● TASK DETAILS: Each line in the entries below that holds the string "Bereshit" is to be listed.

● RECORDS TO PROCESS:
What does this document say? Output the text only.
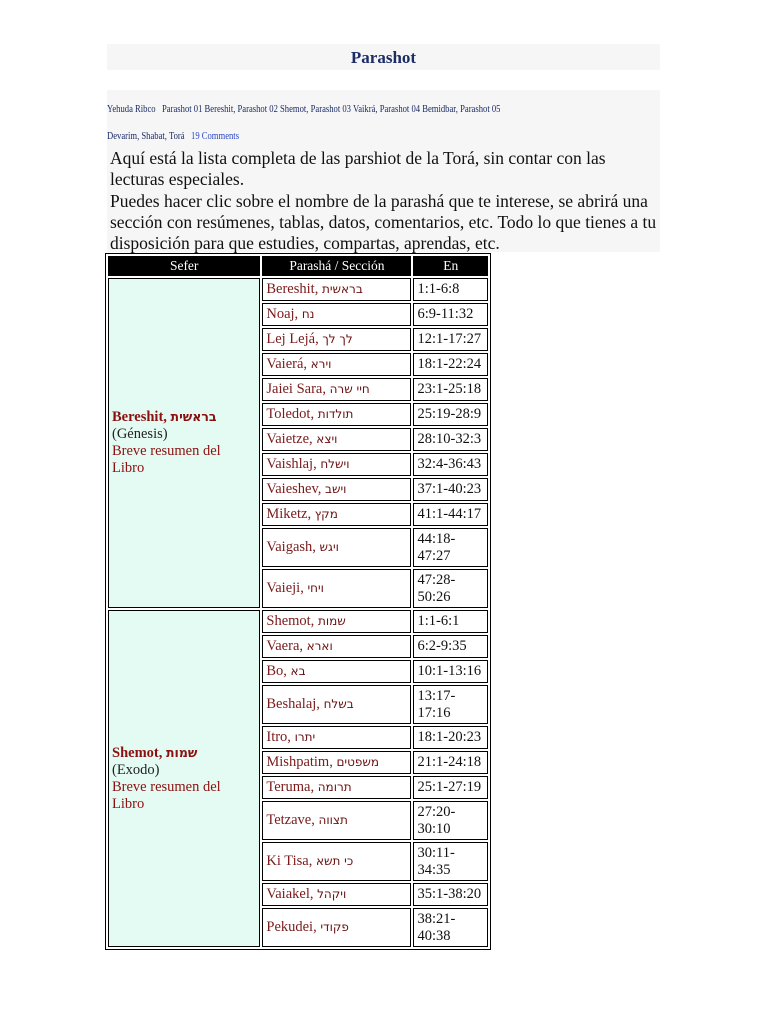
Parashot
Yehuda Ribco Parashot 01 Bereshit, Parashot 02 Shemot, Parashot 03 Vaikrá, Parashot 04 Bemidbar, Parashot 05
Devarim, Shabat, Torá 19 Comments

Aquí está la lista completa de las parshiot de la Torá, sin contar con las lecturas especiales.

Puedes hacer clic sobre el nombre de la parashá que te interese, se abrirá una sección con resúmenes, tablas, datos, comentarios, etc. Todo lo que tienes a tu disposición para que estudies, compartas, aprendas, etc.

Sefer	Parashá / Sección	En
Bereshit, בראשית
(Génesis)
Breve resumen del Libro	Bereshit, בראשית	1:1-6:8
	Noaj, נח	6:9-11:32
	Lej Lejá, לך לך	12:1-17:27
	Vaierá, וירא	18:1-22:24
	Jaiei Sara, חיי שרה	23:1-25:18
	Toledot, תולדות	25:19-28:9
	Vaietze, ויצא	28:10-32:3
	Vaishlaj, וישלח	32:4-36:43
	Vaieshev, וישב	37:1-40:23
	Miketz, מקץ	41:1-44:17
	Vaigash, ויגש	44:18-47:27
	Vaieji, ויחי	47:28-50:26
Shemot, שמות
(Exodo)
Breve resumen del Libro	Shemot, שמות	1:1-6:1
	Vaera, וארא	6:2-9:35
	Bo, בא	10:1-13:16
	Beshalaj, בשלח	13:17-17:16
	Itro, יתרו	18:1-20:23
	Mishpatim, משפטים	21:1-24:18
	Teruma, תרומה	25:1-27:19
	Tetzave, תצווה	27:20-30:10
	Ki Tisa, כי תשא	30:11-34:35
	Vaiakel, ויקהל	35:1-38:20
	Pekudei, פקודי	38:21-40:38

● RESPONSE BELOW:
Yehuda Ribco Parashot 01 Bereshit, Parashot 02 Shemot, Parashot 03 Vaikrá, Parashot 04 Bemidbar, Parashot 05
Bereshit, בראשית
Breve resumen del Libro	Bereshit, בראשית	1:1-6:8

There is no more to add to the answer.